> **JOB**: Collect each line holding the string "divorce".

[START OF PROVIDED INFORMATION]

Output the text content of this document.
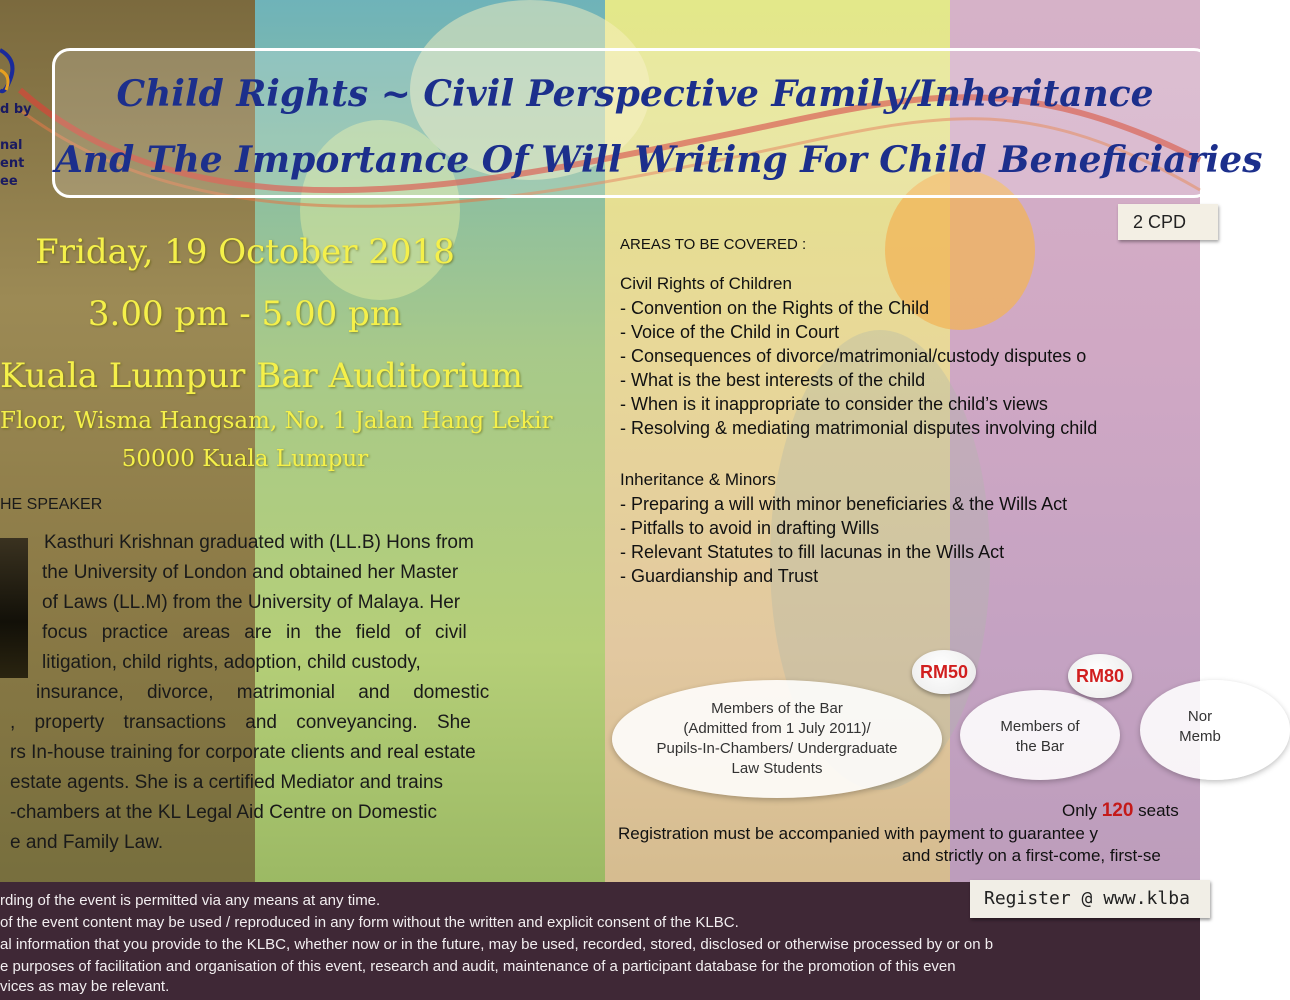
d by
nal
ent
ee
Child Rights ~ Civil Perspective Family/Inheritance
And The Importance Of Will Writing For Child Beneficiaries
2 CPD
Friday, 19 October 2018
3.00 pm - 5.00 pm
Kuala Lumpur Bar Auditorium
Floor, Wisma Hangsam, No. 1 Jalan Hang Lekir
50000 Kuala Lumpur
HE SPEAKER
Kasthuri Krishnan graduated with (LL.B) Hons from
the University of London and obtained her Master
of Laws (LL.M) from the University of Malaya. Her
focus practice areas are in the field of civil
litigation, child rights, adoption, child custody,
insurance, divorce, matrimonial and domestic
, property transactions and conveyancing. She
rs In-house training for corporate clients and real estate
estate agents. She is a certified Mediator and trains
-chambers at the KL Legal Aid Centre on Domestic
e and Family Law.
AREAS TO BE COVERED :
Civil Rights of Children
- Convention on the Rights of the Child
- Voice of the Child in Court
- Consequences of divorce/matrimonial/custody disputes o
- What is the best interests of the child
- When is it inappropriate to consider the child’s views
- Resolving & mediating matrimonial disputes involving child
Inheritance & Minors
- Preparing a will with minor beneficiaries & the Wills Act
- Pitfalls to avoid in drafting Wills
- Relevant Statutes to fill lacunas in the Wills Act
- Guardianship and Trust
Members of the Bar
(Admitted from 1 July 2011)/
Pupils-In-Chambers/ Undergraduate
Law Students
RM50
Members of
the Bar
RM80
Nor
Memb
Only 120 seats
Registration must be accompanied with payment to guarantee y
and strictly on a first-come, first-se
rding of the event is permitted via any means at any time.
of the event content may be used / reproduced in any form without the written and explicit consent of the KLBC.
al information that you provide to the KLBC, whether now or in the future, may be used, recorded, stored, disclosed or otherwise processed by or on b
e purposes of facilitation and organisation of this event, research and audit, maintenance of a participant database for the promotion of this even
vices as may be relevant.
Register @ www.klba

[END OF PROVIDED INFORMATION]

> **REPLY TO THE TASK**:
insurance, divorce, matrimonial and domestic
- Consequences of divorce/matrimonial/custody disputes o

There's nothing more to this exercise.